WORK TO COMPLETE: Repeat every line of the listing below exactly, minus the pictures.

LISTING:
..............................

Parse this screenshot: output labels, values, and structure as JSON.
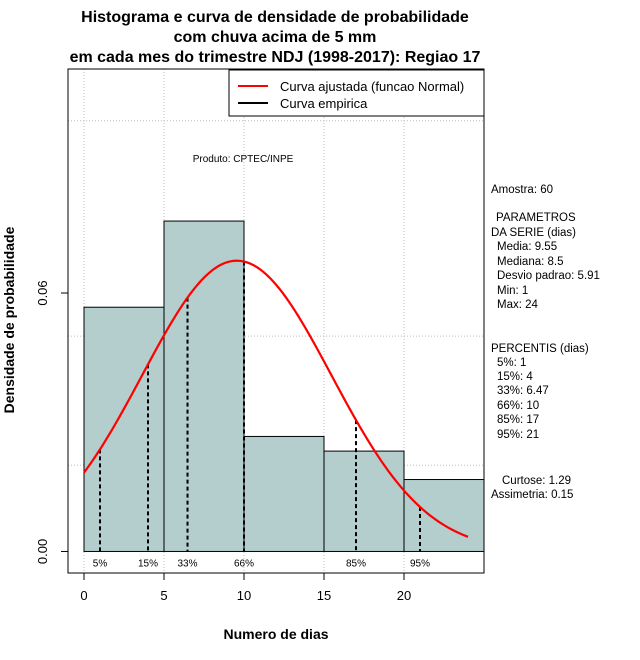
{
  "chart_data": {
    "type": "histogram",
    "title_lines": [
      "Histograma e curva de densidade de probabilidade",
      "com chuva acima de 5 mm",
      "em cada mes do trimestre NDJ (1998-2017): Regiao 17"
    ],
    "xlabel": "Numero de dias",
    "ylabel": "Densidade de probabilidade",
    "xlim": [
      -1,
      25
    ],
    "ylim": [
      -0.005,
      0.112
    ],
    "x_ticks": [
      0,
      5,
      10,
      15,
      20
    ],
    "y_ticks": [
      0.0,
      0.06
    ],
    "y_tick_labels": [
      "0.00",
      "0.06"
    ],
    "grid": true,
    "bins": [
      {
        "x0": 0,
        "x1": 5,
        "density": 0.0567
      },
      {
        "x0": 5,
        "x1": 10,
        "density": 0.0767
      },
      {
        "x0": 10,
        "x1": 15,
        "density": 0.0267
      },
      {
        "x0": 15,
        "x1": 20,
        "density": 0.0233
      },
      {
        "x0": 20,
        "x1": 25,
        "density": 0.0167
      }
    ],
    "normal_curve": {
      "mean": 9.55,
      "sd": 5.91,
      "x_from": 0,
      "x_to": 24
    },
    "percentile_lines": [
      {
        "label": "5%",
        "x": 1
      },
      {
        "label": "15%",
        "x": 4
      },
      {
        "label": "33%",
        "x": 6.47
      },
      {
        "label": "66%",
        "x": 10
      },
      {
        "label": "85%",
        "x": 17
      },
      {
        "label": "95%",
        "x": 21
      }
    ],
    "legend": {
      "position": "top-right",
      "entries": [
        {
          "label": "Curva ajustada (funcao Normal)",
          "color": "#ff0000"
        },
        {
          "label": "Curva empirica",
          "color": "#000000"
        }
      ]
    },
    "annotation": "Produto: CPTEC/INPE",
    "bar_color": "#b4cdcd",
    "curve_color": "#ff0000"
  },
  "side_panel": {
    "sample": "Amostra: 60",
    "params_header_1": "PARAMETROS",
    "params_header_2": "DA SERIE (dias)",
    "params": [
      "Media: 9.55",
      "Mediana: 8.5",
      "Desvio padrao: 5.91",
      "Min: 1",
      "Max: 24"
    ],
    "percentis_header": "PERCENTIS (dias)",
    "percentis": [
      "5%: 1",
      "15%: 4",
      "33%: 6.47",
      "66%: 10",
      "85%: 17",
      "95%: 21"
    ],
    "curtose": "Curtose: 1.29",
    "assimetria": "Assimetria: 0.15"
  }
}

..............................

EXERCISE RESPONSE:
Parse this screenshot: output labels, values, and structure as JSON.
{
  "chart_data": {
    "type": "histogram",
    "title_lines": [
      "Histograma e curva de densidade de probabilidade",
      "com chuva acima de 5 mm",
      "em cada mes do trimestre NDJ (1998-2017): Regiao 17"
    ],
    "xlabel": "Numero de dias",
    "ylabel": "Densidade de probabilidade",
    "xlim": [
      -1,
      25
    ],
    "ylim": [
      -0.005,
      0.112
    ],
    "x_ticks": [
      0,
      5,
      10,
      15,
      20
    ],
    "y_ticks": [
      0.0,
      0.06
    ],
    "y_tick_labels": [
      "0.00",
      "0.06"
    ],
    "grid": true,
    "bins": [
      {
        "x0": 0,
        "x1": 5,
        "density": 0.0567
      },
      {
        "x0": 5,
        "x1": 10,
        "density": 0.0767
      },
      {
        "x0": 10,
        "x1": 15,
        "density": 0.0267
      },
      {
        "x0": 15,
        "x1": 20,
        "density": 0.0233
      },
      {
        "x0": 20,
        "x1": 25,
        "density": 0.0167
      }
    ],
    "normal_curve": {
      "mean": 9.55,
      "sd": 5.91,
      "x_from": 0,
      "x_to": 24
    },
    "percentile_lines": [
      {
        "label": "5%",
        "x": 1
      },
      {
        "label": "15%",
        "x": 4
      },
      {
        "label": "33%",
        "x": 6.47
      },
      {
        "label": "66%",
        "x": 10
      },
      {
        "label": "85%",
        "x": 17
      },
      {
        "label": "95%",
        "x": 21
      }
    ],
    "legend": {
      "position": "top-right",
      "entries": [
        {
          "label": "Curva ajustada (funcao Normal)",
          "color": "#ff0000"
        },
        {
          "label": "Curva empirica",
          "color": "#000000"
        }
      ]
    },
    "annotation": "Produto: CPTEC/INPE",
    "bar_color": "#b4cdcd",
    "curve_color": "#ff0000"
  },
  "side_panel": {
    "sample": "Amostra: 60",
    "params_header_1": "PARAMETROS",
    "params_header_2": "DA SERIE (dias)",
    "params": [
      "Media: 9.55",
      "Mediana: 8.5",
      "Desvio padrao: 5.91",
      "Min: 1",
      "Max: 24"
    ],
    "percentis_header": "PERCENTIS (dias)",
    "percentis": [
      "5%: 1",
      "15%: 4",
      "33%: 6.47",
      "66%: 10",
      "85%: 17",
      "95%: 21"
    ],
    "curtose": "Curtose: 1.29",
    "assimetria": "Assimetria: 0.15"
  }
}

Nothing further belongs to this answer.